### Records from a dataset
_____
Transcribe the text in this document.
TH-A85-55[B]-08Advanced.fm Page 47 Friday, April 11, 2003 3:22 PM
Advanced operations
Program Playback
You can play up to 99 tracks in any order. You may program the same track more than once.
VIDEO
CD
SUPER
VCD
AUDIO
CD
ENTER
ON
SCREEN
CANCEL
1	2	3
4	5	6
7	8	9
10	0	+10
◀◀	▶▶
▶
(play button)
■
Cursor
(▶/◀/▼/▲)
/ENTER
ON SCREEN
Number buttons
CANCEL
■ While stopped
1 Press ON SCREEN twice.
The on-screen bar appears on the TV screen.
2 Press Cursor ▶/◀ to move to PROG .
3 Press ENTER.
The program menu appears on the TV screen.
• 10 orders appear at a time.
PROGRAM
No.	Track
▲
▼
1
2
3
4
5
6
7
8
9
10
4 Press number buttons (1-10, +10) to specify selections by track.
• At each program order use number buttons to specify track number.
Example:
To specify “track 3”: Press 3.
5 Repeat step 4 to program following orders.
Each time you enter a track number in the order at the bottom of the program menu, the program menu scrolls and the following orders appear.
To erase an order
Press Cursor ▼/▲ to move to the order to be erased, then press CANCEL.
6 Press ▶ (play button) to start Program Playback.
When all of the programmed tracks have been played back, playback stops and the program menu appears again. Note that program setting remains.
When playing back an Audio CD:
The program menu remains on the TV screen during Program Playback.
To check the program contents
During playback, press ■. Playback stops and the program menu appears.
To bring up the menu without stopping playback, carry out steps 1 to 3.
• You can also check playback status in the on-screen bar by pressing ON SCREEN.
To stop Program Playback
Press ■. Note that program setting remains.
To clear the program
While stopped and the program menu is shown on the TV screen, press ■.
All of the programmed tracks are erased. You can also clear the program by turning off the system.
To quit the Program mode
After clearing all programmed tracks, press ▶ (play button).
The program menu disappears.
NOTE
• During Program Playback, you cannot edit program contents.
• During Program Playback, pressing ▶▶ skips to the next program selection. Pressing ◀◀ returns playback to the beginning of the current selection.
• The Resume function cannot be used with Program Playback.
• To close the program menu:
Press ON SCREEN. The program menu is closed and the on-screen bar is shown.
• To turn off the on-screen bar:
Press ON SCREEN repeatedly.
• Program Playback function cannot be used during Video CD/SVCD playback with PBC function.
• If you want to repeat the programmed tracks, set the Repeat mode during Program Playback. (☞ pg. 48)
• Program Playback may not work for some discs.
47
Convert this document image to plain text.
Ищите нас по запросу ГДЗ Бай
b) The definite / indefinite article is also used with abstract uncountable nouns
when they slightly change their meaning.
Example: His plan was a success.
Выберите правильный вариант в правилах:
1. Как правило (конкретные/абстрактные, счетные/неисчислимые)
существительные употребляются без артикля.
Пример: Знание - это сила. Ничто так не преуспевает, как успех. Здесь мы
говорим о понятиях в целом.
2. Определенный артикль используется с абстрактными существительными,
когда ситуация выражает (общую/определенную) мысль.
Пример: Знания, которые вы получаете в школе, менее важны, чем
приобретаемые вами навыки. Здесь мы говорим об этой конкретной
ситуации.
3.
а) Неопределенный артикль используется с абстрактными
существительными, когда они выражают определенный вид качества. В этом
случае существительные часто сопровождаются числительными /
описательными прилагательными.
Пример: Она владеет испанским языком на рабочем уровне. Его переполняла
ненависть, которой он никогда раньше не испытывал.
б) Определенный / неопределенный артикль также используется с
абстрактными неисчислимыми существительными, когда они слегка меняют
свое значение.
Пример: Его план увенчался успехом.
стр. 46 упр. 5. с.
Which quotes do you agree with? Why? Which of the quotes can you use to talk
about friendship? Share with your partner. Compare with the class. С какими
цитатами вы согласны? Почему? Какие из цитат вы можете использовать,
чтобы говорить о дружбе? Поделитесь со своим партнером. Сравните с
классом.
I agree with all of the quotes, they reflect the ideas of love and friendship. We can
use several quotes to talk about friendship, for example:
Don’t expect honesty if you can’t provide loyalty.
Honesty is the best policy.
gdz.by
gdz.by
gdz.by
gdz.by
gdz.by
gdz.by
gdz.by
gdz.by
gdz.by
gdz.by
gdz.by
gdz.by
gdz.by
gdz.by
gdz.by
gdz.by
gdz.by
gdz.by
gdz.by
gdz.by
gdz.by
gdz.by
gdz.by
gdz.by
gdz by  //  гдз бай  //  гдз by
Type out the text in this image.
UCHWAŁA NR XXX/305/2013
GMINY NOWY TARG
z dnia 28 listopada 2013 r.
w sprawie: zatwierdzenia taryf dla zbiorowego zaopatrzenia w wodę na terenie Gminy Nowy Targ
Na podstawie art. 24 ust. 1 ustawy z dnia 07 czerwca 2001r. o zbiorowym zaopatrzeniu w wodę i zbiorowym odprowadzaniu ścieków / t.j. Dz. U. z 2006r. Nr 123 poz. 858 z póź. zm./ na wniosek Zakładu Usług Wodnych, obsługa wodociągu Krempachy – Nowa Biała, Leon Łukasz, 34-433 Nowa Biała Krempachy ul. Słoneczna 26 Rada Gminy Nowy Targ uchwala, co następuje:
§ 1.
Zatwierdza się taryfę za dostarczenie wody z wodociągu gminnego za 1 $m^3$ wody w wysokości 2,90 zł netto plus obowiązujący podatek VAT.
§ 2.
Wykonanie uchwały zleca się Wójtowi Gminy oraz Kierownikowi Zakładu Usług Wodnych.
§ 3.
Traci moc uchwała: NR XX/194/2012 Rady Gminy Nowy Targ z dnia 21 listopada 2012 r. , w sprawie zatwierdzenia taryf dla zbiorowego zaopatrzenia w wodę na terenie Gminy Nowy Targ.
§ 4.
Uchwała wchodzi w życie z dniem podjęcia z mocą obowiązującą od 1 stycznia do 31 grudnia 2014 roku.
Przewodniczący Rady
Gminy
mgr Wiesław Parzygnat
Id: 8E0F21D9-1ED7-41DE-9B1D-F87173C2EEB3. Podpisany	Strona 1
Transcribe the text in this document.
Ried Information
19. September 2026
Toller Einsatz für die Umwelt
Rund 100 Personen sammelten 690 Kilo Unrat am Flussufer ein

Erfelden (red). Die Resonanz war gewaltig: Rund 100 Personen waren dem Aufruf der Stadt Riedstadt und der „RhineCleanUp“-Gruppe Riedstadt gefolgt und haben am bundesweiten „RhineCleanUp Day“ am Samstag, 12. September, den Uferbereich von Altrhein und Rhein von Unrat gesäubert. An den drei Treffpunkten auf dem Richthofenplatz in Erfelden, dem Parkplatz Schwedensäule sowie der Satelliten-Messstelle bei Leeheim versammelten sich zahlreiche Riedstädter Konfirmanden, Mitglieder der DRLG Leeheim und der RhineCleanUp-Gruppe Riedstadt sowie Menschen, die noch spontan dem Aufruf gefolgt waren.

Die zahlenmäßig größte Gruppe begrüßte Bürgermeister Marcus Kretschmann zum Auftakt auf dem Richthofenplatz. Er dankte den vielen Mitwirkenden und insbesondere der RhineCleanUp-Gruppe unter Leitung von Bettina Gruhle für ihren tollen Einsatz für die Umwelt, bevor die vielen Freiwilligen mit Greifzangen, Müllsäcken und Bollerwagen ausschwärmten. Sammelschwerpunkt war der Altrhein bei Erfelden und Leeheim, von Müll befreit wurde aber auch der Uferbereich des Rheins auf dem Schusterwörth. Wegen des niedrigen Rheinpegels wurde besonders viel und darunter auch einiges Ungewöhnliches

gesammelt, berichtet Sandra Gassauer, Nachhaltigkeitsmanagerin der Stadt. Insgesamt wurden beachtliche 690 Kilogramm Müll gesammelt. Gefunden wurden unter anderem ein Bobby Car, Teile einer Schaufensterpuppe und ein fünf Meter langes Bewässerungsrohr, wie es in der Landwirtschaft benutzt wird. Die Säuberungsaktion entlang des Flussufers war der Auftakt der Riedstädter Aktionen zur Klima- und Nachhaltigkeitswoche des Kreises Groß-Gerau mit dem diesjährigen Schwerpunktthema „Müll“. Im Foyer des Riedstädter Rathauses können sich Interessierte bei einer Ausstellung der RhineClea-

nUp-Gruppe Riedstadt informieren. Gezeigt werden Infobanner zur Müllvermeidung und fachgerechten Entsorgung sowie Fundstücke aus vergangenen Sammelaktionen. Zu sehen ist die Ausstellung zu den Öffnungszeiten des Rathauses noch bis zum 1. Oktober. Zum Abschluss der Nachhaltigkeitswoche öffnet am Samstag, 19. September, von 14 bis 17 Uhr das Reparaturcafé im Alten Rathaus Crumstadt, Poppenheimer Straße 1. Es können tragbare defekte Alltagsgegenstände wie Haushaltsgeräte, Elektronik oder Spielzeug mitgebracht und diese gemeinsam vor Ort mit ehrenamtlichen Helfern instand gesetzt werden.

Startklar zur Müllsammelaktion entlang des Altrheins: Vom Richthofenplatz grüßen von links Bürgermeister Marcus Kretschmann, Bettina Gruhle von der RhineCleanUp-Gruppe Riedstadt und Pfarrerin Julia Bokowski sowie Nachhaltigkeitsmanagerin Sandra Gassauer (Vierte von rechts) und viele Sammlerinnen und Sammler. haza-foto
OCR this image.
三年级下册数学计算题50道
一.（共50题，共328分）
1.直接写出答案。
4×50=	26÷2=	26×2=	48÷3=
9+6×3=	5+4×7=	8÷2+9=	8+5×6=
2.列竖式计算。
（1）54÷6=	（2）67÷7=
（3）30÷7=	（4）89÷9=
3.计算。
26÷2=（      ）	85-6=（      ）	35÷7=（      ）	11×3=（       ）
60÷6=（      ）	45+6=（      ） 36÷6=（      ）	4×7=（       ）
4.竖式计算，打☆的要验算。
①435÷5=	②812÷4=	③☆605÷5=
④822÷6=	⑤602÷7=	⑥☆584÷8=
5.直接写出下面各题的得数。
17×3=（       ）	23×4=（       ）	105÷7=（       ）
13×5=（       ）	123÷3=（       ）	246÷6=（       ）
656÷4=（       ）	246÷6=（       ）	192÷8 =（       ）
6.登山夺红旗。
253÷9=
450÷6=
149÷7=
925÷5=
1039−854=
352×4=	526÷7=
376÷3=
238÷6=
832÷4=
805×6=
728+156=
_____
### Request
Within the listing above, find every line containing the string "Umwelt" and return it.

### Result for this exercise
Toller Einsatz für die Umwelt
Die zahlenmäßig größte Gruppe begrüßte Bürgermeister Marcus Kretschmann zum Auftakt auf dem Richthofenplatz. Er dankte den vielen Mitwirkenden und insbesondere der RhineCleanUp-Gruppe unter Leitung von Bettina Gruhle für ihren tollen Einsatz für die Umwelt, bevor die vielen Freiwilligen mit Greifzangen, Müllsäcken und Bollerwagen ausschwärmten. Sammelschwerpunkt war der Altrhein bei Erfelden und Leeheim, von Müll befreit wurde aber auch der Uferbereich des Rheins auf dem Schusterwörth. Wegen des niedrigen Rheinpegels wurde besonders viel und darunter auch einiges Ungewöhnliches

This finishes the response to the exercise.